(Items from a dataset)
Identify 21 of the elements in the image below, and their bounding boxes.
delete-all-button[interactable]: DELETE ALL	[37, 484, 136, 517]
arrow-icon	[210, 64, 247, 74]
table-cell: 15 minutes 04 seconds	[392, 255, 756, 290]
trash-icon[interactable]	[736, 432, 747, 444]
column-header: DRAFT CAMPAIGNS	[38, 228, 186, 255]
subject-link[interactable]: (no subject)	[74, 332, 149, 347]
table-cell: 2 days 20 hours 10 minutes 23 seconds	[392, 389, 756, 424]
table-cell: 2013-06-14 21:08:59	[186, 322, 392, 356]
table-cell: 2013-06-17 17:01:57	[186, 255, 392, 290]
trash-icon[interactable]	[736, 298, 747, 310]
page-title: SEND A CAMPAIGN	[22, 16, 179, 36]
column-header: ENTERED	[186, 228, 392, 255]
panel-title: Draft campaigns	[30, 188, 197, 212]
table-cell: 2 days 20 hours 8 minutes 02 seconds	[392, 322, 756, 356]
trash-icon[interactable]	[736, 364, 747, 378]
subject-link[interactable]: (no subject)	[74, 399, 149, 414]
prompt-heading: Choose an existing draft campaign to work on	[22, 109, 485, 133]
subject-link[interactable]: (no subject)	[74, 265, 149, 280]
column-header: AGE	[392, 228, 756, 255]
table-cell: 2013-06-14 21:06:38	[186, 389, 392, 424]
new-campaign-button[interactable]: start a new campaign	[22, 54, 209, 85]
--
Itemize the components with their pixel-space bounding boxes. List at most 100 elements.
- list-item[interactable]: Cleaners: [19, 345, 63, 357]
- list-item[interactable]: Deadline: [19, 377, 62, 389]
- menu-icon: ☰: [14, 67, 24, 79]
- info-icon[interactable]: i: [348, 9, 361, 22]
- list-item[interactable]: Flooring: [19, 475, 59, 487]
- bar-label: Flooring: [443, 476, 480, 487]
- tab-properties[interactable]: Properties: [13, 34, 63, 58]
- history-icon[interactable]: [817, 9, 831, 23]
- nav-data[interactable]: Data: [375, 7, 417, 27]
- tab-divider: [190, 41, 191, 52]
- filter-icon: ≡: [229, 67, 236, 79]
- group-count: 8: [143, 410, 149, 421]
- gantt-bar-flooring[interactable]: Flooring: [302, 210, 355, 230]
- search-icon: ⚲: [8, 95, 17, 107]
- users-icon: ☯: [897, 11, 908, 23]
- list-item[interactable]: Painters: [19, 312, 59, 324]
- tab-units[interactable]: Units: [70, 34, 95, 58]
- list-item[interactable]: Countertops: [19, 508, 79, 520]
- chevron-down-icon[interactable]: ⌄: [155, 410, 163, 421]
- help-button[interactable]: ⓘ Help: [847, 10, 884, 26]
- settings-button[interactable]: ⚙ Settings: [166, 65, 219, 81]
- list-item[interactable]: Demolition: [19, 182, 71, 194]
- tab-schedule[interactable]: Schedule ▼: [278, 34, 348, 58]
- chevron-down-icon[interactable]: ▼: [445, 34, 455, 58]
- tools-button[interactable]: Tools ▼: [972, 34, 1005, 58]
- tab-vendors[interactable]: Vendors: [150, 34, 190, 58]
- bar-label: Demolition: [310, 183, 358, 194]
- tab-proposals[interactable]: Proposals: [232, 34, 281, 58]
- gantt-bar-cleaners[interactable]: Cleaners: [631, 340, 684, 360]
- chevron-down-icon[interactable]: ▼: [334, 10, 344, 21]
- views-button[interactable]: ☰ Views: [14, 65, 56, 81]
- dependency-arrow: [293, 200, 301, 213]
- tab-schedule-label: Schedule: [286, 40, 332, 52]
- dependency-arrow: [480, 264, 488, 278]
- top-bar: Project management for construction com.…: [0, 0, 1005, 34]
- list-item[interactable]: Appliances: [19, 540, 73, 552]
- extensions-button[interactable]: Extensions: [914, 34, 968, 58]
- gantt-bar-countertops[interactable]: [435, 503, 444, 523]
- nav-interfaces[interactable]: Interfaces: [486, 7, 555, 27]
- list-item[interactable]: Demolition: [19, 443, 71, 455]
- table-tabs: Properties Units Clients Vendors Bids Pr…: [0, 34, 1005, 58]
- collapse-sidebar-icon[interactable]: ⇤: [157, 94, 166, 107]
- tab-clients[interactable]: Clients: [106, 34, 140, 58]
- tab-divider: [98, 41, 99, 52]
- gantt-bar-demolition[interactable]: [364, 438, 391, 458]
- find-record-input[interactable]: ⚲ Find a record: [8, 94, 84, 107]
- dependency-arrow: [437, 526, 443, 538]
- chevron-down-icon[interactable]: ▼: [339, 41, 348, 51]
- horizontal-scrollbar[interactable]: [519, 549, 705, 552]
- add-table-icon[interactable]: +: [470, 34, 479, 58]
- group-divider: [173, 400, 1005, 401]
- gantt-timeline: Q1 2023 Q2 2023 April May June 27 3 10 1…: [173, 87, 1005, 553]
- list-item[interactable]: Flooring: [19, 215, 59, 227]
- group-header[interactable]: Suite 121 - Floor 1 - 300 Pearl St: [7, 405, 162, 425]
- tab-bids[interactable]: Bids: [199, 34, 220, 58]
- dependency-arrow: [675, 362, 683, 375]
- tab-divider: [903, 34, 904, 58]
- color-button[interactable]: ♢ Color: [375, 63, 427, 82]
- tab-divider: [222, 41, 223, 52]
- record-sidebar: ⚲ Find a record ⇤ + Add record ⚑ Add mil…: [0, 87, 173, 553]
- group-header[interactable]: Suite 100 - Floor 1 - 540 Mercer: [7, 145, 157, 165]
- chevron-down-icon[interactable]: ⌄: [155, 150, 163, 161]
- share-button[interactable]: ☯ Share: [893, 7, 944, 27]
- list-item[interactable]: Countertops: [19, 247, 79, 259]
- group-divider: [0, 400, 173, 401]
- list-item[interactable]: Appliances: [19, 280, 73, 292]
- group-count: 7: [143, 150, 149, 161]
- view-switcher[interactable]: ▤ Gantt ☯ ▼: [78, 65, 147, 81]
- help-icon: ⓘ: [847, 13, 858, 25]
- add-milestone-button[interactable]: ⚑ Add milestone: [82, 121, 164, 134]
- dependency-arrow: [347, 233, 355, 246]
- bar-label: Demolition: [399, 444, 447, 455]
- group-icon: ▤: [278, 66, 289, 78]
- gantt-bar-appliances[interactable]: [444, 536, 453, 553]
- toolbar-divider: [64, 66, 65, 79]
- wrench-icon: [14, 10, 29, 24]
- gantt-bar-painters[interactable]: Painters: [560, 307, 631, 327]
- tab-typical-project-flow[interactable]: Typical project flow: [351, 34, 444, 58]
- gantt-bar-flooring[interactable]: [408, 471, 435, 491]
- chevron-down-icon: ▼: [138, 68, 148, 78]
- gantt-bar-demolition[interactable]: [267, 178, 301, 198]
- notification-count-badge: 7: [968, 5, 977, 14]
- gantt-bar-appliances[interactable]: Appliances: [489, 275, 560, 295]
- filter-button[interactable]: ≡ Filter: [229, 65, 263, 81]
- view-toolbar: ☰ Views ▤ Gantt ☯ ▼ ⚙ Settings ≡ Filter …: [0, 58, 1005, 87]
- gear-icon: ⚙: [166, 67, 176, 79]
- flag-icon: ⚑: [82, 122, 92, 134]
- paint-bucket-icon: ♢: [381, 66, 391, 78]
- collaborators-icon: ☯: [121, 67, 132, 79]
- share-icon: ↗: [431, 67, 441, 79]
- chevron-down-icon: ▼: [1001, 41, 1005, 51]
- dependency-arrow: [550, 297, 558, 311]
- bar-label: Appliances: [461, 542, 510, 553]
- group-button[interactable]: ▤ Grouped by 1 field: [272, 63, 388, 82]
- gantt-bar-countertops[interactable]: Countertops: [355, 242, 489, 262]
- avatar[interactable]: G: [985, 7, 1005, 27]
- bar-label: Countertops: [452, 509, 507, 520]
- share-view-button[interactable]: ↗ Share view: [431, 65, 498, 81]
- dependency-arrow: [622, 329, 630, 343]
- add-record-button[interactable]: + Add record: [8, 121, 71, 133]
--
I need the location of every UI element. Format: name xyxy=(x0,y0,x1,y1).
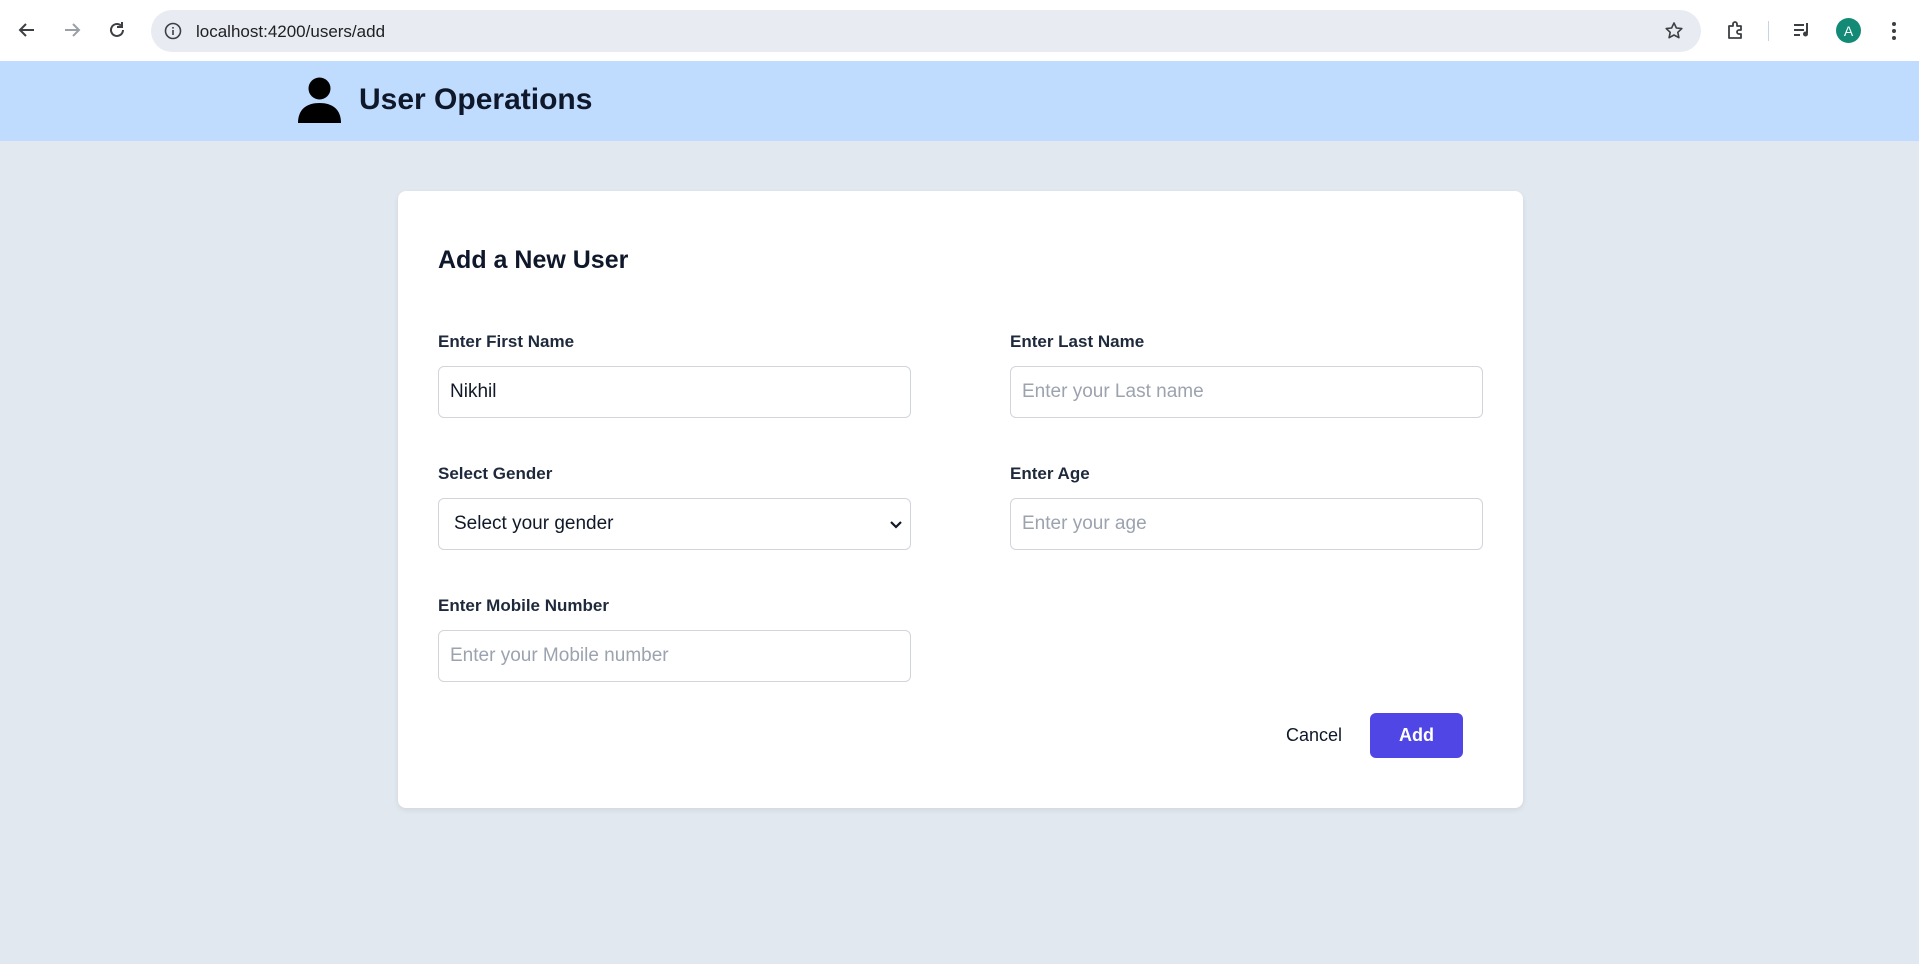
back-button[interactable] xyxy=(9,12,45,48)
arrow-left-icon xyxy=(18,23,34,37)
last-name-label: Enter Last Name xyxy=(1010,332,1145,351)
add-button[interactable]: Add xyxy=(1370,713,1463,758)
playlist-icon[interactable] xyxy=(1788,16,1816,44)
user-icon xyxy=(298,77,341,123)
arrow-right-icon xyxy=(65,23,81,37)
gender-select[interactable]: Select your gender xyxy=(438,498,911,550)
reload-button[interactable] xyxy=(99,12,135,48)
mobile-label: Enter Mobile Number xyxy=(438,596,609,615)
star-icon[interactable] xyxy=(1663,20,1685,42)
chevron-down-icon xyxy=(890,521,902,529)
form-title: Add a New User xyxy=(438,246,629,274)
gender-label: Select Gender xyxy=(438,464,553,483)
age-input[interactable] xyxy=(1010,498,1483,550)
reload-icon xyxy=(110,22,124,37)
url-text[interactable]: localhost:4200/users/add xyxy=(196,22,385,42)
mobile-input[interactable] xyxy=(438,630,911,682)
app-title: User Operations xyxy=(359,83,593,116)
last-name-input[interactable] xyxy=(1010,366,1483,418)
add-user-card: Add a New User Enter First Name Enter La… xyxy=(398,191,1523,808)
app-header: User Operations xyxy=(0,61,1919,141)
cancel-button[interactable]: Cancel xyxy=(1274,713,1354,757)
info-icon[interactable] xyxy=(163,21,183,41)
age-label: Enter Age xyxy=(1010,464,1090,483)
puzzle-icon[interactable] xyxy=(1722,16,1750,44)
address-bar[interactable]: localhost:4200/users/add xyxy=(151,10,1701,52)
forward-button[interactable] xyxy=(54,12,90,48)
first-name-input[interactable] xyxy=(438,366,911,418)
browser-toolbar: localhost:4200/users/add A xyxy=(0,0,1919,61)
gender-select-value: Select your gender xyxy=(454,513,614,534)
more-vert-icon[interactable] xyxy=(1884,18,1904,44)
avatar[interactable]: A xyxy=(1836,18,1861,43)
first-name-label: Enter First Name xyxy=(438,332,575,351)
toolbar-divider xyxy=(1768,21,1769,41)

DIRECTION
Reproduce the lines above word for word, starting with the line that contains "Identify 21 of" and going on through the line that contains "228, 756, 255]".

SOLVED EXERCISE
Identify 21 of the elements in the image below, and their bounding boxes.
delete-all-button[interactable]: DELETE ALL	[37, 484, 136, 517]
arrow-icon	[210, 64, 247, 74]
table-cell: 15 minutes 04 seconds	[392, 255, 756, 290]
trash-icon[interactable]	[736, 432, 747, 444]
column-header: DRAFT CAMPAIGNS	[38, 228, 186, 255]
subject-link[interactable]: (no subject)	[74, 332, 149, 347]
table-cell: 2 days 20 hours 10 minutes 23 seconds	[392, 389, 756, 424]
table-cell: 2013-06-14 21:08:59	[186, 322, 392, 356]
table-cell: 2013-06-17 17:01:57	[186, 255, 392, 290]
trash-icon[interactable]	[736, 298, 747, 310]
page-title: SEND A CAMPAIGN	[22, 16, 179, 36]
column-header: ENTERED	[186, 228, 392, 255]
panel-title: Draft campaigns	[30, 188, 197, 212]
table-cell: 2 days 20 hours 8 minutes 02 seconds	[392, 322, 756, 356]
trash-icon[interactable]	[736, 364, 747, 378]
subject-link[interactable]: (no subject)	[74, 399, 149, 414]
prompt-heading: Choose an existing draft campaign to work on	[22, 109, 485, 133]
subject-link[interactable]: (no subject)	[74, 265, 149, 280]
column-header: AGE	[392, 228, 756, 255]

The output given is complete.